── Supplied entries

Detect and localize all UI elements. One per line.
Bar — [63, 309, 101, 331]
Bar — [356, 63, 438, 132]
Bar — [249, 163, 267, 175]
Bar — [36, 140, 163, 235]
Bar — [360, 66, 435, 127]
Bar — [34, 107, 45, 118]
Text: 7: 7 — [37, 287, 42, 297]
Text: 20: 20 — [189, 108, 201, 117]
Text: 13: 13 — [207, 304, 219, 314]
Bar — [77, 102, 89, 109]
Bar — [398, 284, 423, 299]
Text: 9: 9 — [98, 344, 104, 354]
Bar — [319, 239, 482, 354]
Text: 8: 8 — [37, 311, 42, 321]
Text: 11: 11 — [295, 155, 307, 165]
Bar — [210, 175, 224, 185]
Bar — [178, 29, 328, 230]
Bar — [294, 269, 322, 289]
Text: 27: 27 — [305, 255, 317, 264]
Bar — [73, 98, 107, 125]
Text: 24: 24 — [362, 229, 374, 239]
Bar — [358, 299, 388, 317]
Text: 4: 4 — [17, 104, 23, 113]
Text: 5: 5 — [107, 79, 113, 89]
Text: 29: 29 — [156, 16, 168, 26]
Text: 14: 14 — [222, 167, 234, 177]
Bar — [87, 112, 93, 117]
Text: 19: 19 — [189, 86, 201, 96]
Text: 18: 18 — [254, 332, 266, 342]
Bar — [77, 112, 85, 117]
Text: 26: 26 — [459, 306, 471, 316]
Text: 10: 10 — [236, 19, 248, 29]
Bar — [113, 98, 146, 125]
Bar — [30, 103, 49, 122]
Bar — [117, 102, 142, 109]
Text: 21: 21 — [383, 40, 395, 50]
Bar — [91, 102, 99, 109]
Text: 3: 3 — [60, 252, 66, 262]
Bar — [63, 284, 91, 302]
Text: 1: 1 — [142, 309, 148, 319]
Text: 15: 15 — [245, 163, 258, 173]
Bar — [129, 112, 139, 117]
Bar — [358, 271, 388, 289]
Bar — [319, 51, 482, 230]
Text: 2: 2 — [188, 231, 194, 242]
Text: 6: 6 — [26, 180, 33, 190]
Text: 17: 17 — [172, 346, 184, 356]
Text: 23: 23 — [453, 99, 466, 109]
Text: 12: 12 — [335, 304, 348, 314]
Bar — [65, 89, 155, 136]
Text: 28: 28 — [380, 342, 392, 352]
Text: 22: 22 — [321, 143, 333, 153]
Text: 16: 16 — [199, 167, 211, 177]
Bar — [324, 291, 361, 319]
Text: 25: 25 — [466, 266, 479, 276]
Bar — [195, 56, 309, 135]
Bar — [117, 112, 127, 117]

────

Reproduce everything from the start of the records down to the line containing "Text: 14: 14 — [222, 167, 234, 177]", swapping "localize" for "locate" and leaving all else as it stands.

Detect and locate all UI elements. One per line.
Bar — [63, 309, 101, 331]
Bar — [356, 63, 438, 132]
Bar — [249, 163, 267, 175]
Bar — [36, 140, 163, 235]
Bar — [360, 66, 435, 127]
Bar — [34, 107, 45, 118]
Text: 7: 7 — [37, 287, 42, 297]
Text: 20: 20 — [189, 108, 201, 117]
Text: 13: 13 — [207, 304, 219, 314]
Bar — [77, 102, 89, 109]
Bar — [398, 284, 423, 299]
Text: 9: 9 — [98, 344, 104, 354]
Bar — [319, 239, 482, 354]
Text: 8: 8 — [37, 311, 42, 321]
Text: 11: 11 — [295, 155, 307, 165]
Bar — [210, 175, 224, 185]
Bar — [178, 29, 328, 230]
Bar — [294, 269, 322, 289]
Text: 27: 27 — [305, 255, 317, 264]
Bar — [73, 98, 107, 125]
Text: 24: 24 — [362, 229, 374, 239]
Bar — [358, 299, 388, 317]
Text: 4: 4 — [17, 104, 23, 113]
Text: 5: 5 — [107, 79, 113, 89]
Text: 29: 29 — [156, 16, 168, 26]
Text: 14: 14 — [222, 167, 234, 177]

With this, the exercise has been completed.